▸ Task to carry out
Repeat everything in the material exactly.

▸ Raw data

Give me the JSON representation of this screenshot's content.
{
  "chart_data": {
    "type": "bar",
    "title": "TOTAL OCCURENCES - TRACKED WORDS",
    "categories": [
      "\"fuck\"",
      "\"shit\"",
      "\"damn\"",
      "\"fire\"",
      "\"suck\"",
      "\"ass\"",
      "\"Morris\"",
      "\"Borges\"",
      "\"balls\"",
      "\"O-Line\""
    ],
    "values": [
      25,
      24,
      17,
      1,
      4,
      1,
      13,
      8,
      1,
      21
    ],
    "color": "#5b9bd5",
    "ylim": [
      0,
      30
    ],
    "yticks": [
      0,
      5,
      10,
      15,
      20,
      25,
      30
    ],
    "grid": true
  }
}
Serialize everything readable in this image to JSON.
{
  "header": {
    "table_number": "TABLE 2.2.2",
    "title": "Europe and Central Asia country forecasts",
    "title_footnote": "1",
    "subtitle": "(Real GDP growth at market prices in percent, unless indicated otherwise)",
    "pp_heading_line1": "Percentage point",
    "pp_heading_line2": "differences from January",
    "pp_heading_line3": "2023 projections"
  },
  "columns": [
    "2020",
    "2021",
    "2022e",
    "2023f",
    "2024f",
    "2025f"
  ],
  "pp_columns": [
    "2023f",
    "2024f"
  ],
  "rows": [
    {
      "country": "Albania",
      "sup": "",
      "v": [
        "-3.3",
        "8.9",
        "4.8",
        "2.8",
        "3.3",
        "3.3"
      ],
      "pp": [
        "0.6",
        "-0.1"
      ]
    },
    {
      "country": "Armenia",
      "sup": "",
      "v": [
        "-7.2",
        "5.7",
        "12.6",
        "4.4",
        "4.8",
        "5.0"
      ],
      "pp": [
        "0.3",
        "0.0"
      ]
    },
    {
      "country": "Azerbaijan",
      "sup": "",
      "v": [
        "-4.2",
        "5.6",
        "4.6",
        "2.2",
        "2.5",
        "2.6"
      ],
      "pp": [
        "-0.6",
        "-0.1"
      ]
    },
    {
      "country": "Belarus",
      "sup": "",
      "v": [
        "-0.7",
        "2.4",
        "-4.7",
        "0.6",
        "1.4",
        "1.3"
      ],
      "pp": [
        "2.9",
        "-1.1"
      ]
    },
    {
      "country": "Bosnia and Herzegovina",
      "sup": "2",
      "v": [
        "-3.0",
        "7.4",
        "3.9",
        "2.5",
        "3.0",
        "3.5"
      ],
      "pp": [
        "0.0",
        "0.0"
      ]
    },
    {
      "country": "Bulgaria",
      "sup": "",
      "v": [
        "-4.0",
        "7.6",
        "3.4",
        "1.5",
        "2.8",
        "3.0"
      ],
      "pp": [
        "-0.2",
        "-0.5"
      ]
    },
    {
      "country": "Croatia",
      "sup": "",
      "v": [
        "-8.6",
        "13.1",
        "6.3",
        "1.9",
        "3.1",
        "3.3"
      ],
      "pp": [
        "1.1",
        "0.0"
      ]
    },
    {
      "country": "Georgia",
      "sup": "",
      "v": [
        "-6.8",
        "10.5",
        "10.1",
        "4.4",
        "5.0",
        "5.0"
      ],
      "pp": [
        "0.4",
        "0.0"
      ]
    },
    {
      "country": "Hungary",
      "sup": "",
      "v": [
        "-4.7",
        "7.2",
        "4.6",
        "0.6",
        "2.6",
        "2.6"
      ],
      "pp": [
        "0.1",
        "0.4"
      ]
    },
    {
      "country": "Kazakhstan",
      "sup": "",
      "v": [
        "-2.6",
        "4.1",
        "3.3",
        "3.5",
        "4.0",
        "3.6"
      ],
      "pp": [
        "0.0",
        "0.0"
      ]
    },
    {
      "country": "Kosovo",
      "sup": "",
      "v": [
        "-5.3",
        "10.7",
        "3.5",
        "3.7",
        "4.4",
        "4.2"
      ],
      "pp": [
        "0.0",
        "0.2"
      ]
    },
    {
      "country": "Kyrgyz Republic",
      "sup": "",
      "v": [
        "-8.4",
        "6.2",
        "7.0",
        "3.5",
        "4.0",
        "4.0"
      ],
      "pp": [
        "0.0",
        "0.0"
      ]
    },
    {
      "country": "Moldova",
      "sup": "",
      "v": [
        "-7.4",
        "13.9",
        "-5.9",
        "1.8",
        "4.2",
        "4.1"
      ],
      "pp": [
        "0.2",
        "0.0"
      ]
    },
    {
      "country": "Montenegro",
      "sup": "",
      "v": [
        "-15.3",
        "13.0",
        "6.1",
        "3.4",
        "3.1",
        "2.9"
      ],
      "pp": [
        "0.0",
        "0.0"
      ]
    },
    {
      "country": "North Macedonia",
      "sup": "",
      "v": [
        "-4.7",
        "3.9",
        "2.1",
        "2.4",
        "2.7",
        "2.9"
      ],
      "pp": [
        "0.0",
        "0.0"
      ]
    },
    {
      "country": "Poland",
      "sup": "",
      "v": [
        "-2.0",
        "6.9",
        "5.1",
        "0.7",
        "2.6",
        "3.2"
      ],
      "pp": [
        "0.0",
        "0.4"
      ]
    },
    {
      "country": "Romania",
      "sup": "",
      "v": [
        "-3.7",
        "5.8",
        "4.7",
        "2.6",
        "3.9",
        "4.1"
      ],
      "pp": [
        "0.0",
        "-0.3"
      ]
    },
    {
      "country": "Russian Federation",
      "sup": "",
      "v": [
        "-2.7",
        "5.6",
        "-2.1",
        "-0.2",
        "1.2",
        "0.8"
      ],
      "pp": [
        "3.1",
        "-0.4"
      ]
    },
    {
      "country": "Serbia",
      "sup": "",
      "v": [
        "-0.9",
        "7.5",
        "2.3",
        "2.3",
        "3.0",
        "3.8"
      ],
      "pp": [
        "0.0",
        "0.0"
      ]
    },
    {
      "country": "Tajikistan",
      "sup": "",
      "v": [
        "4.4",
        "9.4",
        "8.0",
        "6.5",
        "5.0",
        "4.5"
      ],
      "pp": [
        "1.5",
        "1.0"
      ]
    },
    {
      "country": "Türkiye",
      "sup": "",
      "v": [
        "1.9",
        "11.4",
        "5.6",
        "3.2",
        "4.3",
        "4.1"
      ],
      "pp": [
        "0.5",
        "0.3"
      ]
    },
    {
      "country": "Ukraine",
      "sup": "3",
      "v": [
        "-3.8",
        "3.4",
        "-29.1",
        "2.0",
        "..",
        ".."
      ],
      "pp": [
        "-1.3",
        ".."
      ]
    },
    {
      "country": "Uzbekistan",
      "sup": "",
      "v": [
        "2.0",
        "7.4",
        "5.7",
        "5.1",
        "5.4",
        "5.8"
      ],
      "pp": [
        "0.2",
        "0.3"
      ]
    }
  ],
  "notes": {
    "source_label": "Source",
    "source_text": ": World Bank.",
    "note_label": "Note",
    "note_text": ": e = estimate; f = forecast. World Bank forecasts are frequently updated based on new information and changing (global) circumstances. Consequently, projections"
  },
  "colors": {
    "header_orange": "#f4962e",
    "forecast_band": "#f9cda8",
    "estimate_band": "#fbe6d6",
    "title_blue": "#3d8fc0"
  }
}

▸ Task output
Give me the JSON representation of this screenshot's content.
{
  "chart_data": {
    "type": "bar",
    "title": "TOTAL OCCURENCES - TRACKED WORDS",
    "categories": [
      "\"fuck\"",
      "\"shit\"",
      "\"damn\"",
      "\"fire\"",
      "\"suck\"",
      "\"ass\"",
      "\"Morris\"",
      "\"Borges\"",
      "\"balls\"",
      "\"O-Line\""
    ],
    "values": [
      25,
      24,
      17,
      1,
      4,
      1,
      13,
      8,
      1,
      21
    ],
    "color": "#5b9bd5",
    "ylim": [
      0,
      30
    ],
    "yticks": [
      0,
      5,
      10,
      15,
      20,
      25,
      30
    ],
    "grid": true
  }
}
Serialize everything readable in this image to JSON.
{
  "header": {
    "table_number": "TABLE 2.2.2",
    "title": "Europe and Central Asia country forecasts",
    "title_footnote": "1",
    "subtitle": "(Real GDP growth at market prices in percent, unless indicated otherwise)",
    "pp_heading_line1": "Percentage point",
    "pp_heading_line2": "differences from January",
    "pp_heading_line3": "2023 projections"
  },
  "columns": [
    "2020",
    "2021",
    "2022e",
    "2023f",
    "2024f",
    "2025f"
  ],
  "pp_columns": [
    "2023f",
    "2024f"
  ],
  "rows": [
    {
      "country": "Albania",
      "sup": "",
      "v": [
        "-3.3",
        "8.9",
        "4.8",
        "2.8",
        "3.3",
        "3.3"
      ],
      "pp": [
        "0.6",
        "-0.1"
      ]
    },
    {
      "country": "Armenia",
      "sup": "",
      "v": [
        "-7.2",
        "5.7",
        "12.6",
        "4.4",
        "4.8",
        "5.0"
      ],
      "pp": [
        "0.3",
        "0.0"
      ]
    },
    {
      "country": "Azerbaijan",
      "sup": "",
      "v": [
        "-4.2",
        "5.6",
        "4.6",
        "2.2",
        "2.5",
        "2.6"
      ],
      "pp": [
        "-0.6",
        "-0.1"
      ]
    },
    {
      "country": "Belarus",
      "sup": "",
      "v": [
        "-0.7",
        "2.4",
        "-4.7",
        "0.6",
        "1.4",
        "1.3"
      ],
      "pp": [
        "2.9",
        "-1.1"
      ]
    },
    {
      "country": "Bosnia and Herzegovina",
      "sup": "2",
      "v": [
        "-3.0",
        "7.4",
        "3.9",
        "2.5",
        "3.0",
        "3.5"
      ],
      "pp": [
        "0.0",
        "0.0"
      ]
    },
    {
      "country": "Bulgaria",
      "sup": "",
      "v": [
        "-4.0",
        "7.6",
        "3.4",
        "1.5",
        "2.8",
        "3.0"
      ],
      "pp": [
        "-0.2",
        "-0.5"
      ]
    },
    {
      "country": "Croatia",
      "sup": "",
      "v": [
        "-8.6",
        "13.1",
        "6.3",
        "1.9",
        "3.1",
        "3.3"
      ],
      "pp": [
        "1.1",
        "0.0"
      ]
    },
    {
      "country": "Georgia",
      "sup": "",
      "v": [
        "-6.8",
        "10.5",
        "10.1",
        "4.4",
        "5.0",
        "5.0"
      ],
      "pp": [
        "0.4",
        "0.0"
      ]
    },
    {
      "country": "Hungary",
      "sup": "",
      "v": [
        "-4.7",
        "7.2",
        "4.6",
        "0.6",
        "2.6",
        "2.6"
      ],
      "pp": [
        "0.1",
        "0.4"
      ]
    },
    {
      "country": "Kazakhstan",
      "sup": "",
      "v": [
        "-2.6",
        "4.1",
        "3.3",
        "3.5",
        "4.0",
        "3.6"
      ],
      "pp": [
        "0.0",
        "0.0"
      ]
    },
    {
      "country": "Kosovo",
      "sup": "",
      "v": [
        "-5.3",
        "10.7",
        "3.5",
        "3.7",
        "4.4",
        "4.2"
      ],
      "pp": [
        "0.0",
        "0.2"
      ]
    },
    {
      "country": "Kyrgyz Republic",
      "sup": "",
      "v": [
        "-8.4",
        "6.2",
        "7.0",
        "3.5",
        "4.0",
        "4.0"
      ],
      "pp": [
        "0.0",
        "0.0"
      ]
    },
    {
      "country": "Moldova",
      "sup": "",
      "v": [
        "-7.4",
        "13.9",
        "-5.9",
        "1.8",
        "4.2",
        "4.1"
      ],
      "pp": [
        "0.2",
        "0.0"
      ]
    },
    {
      "country": "Montenegro",
      "sup": "",
      "v": [
        "-15.3",
        "13.0",
        "6.1",
        "3.4",
        "3.1",
        "2.9"
      ],
      "pp": [
        "0.0",
        "0.0"
      ]
    },
    {
      "country": "North Macedonia",
      "sup": "",
      "v": [
        "-4.7",
        "3.9",
        "2.1",
        "2.4",
        "2.7",
        "2.9"
      ],
      "pp": [
        "0.0",
        "0.0"
      ]
    },
    {
      "country": "Poland",
      "sup": "",
      "v": [
        "-2.0",
        "6.9",
        "5.1",
        "0.7",
        "2.6",
        "3.2"
      ],
      "pp": [
        "0.0",
        "0.4"
      ]
    },
    {
      "country": "Romania",
      "sup": "",
      "v": [
        "-3.7",
        "5.8",
        "4.7",
        "2.6",
        "3.9",
        "4.1"
      ],
      "pp": [
        "0.0",
        "-0.3"
      ]
    },
    {
      "country": "Russian Federation",
      "sup": "",
      "v": [
        "-2.7",
        "5.6",
        "-2.1",
        "-0.2",
        "1.2",
        "0.8"
      ],
      "pp": [
        "3.1",
        "-0.4"
      ]
    },
    {
      "country": "Serbia",
      "sup": "",
      "v": [
        "-0.9",
        "7.5",
        "2.3",
        "2.3",
        "3.0",
        "3.8"
      ],
      "pp": [
        "0.0",
        "0.0"
      ]
    },
    {
      "country": "Tajikistan",
      "sup": "",
      "v": [
        "4.4",
        "9.4",
        "8.0",
        "6.5",
        "5.0",
        "4.5"
      ],
      "pp": [
        "1.5",
        "1.0"
      ]
    },
    {
      "country": "Türkiye",
      "sup": "",
      "v": [
        "1.9",
        "11.4",
        "5.6",
        "3.2",
        "4.3",
        "4.1"
      ],
      "pp": [
        "0.5",
        "0.3"
      ]
    },
    {
      "country": "Ukraine",
      "sup": "3",
      "v": [
        "-3.8",
        "3.4",
        "-29.1",
        "2.0",
        "..",
        ".."
      ],
      "pp": [
        "-1.3",
        ".."
      ]
    },
    {
      "country": "Uzbekistan",
      "sup": "",
      "v": [
        "2.0",
        "7.4",
        "5.7",
        "5.1",
        "5.4",
        "5.8"
      ],
      "pp": [
        "0.2",
        "0.3"
      ]
    }
  ],
  "notes": {
    "source_label": "Source",
    "source_text": ": World Bank.",
    "note_label": "Note",
    "note_text": ": e = estimate; f = forecast. World Bank forecasts are frequently updated based on new information and changing (global) circumstances. Consequently, projections"
  },
  "colors": {
    "header_orange": "#f4962e",
    "forecast_band": "#f9cda8",
    "estimate_band": "#fbe6d6",
    "title_blue": "#3d8fc0"
  }
}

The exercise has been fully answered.